Stated problem —
Show all lines of the listing that hold the word "times".

Dataset content —
■ ■ ■

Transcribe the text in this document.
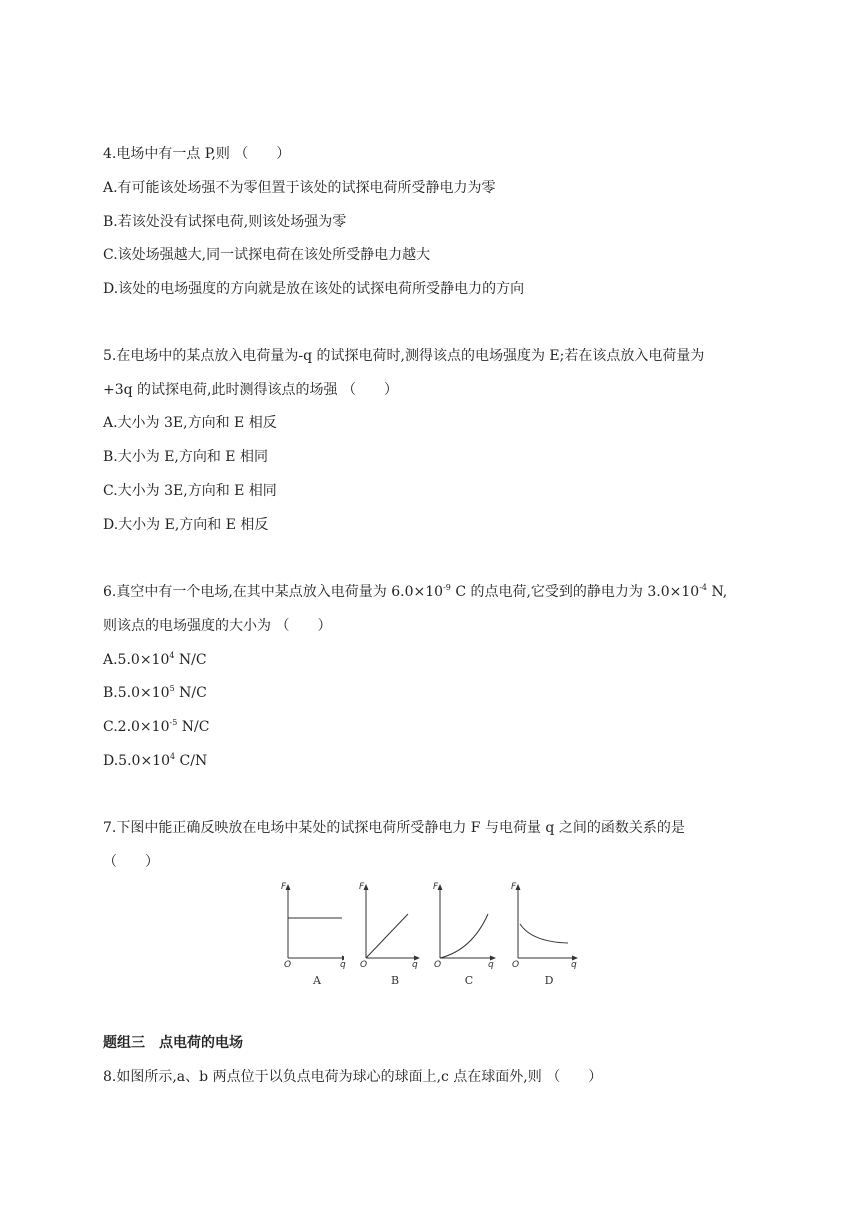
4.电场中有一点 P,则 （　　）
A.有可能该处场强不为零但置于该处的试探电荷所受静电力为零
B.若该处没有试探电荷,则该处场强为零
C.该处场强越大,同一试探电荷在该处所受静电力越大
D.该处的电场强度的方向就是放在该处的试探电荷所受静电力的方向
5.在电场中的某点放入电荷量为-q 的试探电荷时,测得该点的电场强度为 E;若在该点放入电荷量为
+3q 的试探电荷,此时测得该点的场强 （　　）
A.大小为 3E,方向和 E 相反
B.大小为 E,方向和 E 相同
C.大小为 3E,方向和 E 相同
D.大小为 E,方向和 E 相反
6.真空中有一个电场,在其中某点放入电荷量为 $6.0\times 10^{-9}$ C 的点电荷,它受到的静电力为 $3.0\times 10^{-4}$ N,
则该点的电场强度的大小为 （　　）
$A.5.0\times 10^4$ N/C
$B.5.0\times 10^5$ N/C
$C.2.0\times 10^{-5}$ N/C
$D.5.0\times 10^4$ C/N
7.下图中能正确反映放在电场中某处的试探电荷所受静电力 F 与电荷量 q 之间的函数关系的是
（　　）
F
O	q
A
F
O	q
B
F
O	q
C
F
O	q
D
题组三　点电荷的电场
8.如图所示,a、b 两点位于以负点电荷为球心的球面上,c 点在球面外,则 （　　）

■ ■ ■

Result of this task —
6.真空中有一个电场,在其中某点放入电荷量为 $6.0\times 10^{-9}$ C 的点电荷,它受到的静电力为 $3.0\times 10^{-4}$ N,
$A.5.0\times 10^4$ N/C
$B.5.0\times 10^5$ N/C
$C.2.0\times 10^{-5}$ N/C
$D.5.0\times 10^4$ C/N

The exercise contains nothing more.